# Start of SUPPLIED MATERIAL

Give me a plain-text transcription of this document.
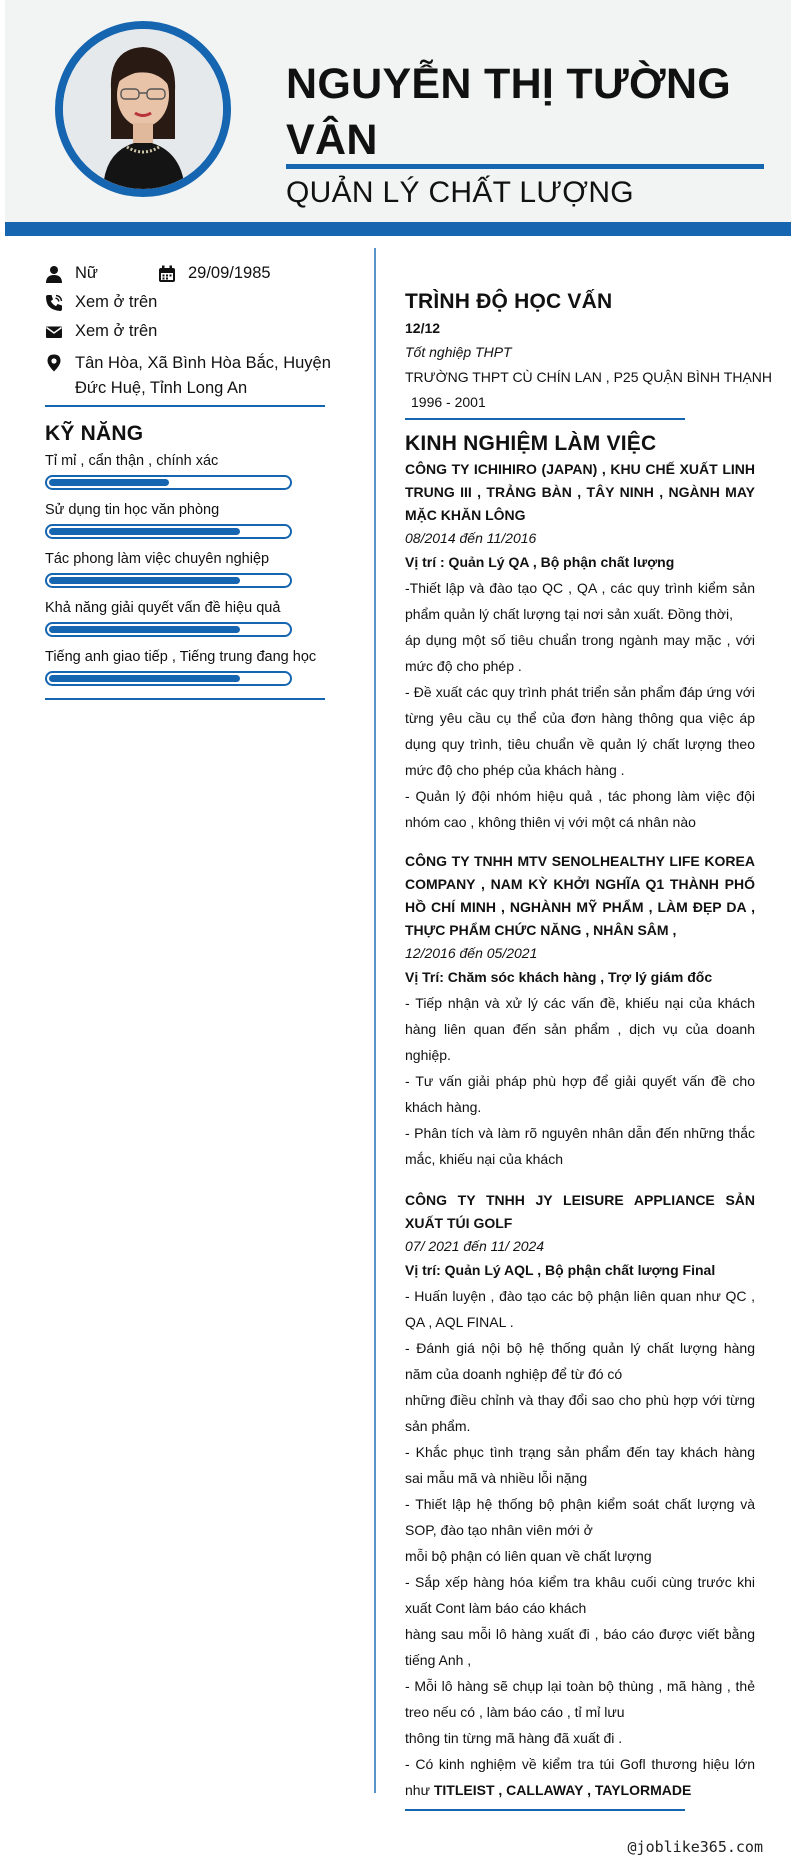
NGUYỄN THỊ TƯỜNG VÂN
QUẢN LÝ CHẤT LƯỢNG
Nữ	29/09/1985
Xem ở trên
Xem ở trên
Tân Hòa, Xã Bình Hòa Bắc, Huyện Đức Huệ, Tỉnh Long An
KỸ NĂNG
Tỉ mỉ , cẩn thận , chính xác
Sử dụng tin học văn phòng
Tác phong làm việc chuyên nghiệp
Khả năng giải quyết vấn đề hiệu quả
Tiếng anh giao tiếp , Tiếng trung đang học
TRÌNH ĐỘ HỌC VẤN
12/12
Tốt nghiệp THPT
TRƯỜNG THPT CÙ CHÍN LAN , P25 QUẬN BÌNH THẠNH
1996 - 2001
KINH NGHIỆM LÀM VIỆC
CÔNG TY ICHIHIRO (JAPAN) , KHU CHẾ XUẤT LINH TRUNG III , TRẢNG BÀN , TÂY NINH , NGÀNH MAY MẶC KHĂN LÔNG
08/2014 đến 11/2016
Vị trí : Quản Lý QA , Bộ phận chất lượng

-Thiết lập và đào tạo QC , QA , các quy trình kiểm sản phẩm quản lý chất lượng tại nơi sản xuất. Đồng thời,

áp dụng một số tiêu chuẩn trong ngành may mặc , với mức độ cho phép .

- Đề xuất các quy trình phát triển sản phẩm đáp ứng với từng yêu cầu cụ thể của đơn hàng thông qua việc áp dụng quy trình, tiêu chuẩn về quản lý chất lượng theo mức độ cho phép của khách hàng .

- Quản lý đội nhóm hiệu quả , tác phong làm việc đội nhóm cao , không thiên vị với một cá nhân nào

CÔNG TY TNHH MTV SENOLHEALTHY LIFE KOREA COMPANY , NAM KỲ KHỞI NGHĨA Q1 THÀNH PHỐ HỒ CHÍ MINH , NGHÀNH MỸ PHẨM , LÀM ĐẸP DA , THỰC PHẨM CHỨC NĂNG , NHÂN SÂM ,
12/2016 đến 05/2021
Vị Trí: Chăm sóc khách hàng , Trợ lý giám đốc

- Tiếp nhận và xử lý các vấn đề, khiếu nại của khách hàng liên quan đến sản phẩm , dịch vụ của doanh nghiệp.

- Tư vấn giải pháp phù hợp để giải quyết vấn đề cho khách hàng.

- Phân tích và làm rõ nguyên nhân dẫn đến những thắc mắc, khiếu nại của khách

CÔNG TY TNHH JY LEISURE APPLIANCE SẢN XUẤT TÚI GOLF
07/ 2021 đến 11/ 2024
Vị trí: Quản Lý AQL , Bộ phận chất lượng Final

- Huấn luyện , đào tạo các bộ phận liên quan như QC , QA , AQL FINAL .

- Đánh giá nội bộ hệ thống quản lý chất lượng hàng năm của doanh nghiệp để từ đó có

những điều chỉnh và thay đổi sao cho phù hợp với từng sản phẩm.

- Khắc phục tình trạng sản phẩm đến tay khách hàng sai mẫu mã và nhiều lỗi nặng

- Thiết lập hệ thống bộ phận kiểm soát chất lượng và SOP, đào tạo nhân viên mới ở

mỗi bộ phận có liên quan về chất lượng

- Sắp xếp hàng hóa kiểm tra khâu cuối cùng trước khi xuất Cont làm báo cáo khách

hàng sau mỗi lô hàng xuất đi , báo cáo được viết bằng tiếng Anh ,

- Mỗi lô hàng sẽ chụp lại toàn bộ thùng , mã hàng , thẻ treo nếu có , làm báo cáo , tỉ mỉ lưu

thông tin từng mã hàng đã xuất đi .

- Có kinh nghiệm về kiểm tra túi Gofl thương hiệu lớn như TITLEIST , CALLAWAY , TAYLORMADE

@joblike365.com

# End of SUPPLIED MATERIAL

TASK DIRECTIONS: Using the listing, collect all lines in which the string "nghiệp" is found.

RESPONSE TO THE EXERCISE:
Tác phong làm việc chuyên nghiệp
Tốt nghiệp THPT
- Tiếp nhận và xử lý các vấn đề, khiếu nại của khách hàng liên quan đến sản phẩm , dịch vụ của doanh nghiệp.
- Đánh giá nội bộ hệ thống quản lý chất lượng hàng năm của doanh nghiệp để từ đó có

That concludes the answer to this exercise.